### STORED ROWS
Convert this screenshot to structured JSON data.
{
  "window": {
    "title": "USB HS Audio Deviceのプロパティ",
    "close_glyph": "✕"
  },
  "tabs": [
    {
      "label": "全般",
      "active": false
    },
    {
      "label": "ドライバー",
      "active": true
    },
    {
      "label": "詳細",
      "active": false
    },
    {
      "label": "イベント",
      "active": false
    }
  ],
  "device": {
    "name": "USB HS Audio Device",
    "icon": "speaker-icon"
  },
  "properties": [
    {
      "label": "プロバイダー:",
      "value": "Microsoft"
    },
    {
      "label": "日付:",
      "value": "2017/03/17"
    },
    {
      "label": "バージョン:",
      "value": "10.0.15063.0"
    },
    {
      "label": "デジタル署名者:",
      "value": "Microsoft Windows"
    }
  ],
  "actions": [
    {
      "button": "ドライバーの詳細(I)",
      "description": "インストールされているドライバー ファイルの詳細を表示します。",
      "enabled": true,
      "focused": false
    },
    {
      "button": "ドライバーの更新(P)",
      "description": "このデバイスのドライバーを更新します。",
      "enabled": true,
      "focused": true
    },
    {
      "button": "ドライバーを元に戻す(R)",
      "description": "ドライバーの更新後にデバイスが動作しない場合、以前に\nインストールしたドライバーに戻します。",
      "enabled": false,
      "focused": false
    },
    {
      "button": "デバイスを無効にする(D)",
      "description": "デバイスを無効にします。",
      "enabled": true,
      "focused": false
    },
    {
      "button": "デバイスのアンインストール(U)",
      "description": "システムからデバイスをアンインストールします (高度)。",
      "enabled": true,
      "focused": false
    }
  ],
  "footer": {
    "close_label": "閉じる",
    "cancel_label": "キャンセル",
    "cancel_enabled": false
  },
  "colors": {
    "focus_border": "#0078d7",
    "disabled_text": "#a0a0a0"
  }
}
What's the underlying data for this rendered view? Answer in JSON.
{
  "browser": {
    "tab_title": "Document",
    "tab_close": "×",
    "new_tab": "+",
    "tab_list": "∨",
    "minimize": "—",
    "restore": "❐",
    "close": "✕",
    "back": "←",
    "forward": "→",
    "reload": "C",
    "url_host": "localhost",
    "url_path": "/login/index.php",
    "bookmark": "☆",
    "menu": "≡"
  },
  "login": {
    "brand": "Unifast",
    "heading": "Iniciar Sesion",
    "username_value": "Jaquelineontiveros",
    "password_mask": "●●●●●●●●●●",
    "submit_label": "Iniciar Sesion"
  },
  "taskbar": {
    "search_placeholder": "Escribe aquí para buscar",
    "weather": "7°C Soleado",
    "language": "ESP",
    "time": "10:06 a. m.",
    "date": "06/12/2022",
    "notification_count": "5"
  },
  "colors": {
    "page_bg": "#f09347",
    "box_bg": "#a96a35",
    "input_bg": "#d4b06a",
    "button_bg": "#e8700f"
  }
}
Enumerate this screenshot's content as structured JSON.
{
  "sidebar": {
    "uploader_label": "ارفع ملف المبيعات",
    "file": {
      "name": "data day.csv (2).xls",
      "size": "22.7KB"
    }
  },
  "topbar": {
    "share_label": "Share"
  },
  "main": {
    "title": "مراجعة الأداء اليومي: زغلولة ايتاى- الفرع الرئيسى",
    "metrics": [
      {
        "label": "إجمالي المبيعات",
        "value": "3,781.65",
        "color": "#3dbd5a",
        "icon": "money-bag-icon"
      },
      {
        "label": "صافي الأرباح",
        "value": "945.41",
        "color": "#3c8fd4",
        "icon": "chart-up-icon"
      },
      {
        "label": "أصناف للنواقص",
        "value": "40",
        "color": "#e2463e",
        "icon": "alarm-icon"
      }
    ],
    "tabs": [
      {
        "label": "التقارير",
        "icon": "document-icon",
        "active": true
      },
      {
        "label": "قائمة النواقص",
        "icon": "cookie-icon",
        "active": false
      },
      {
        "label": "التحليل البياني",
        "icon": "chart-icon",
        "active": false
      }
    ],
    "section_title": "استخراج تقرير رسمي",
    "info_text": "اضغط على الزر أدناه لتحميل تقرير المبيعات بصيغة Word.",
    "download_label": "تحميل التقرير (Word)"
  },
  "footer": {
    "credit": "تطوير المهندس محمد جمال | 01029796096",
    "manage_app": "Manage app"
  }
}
######
> [YOUR OBJECTIVE]:
Pick out each line above that includes "screenshot" and show it.

> [SOLUTION TO THE EXERCISE]:
Convert this screenshot to structured JSON data.
Enumerate this screenshot's content as structured JSON.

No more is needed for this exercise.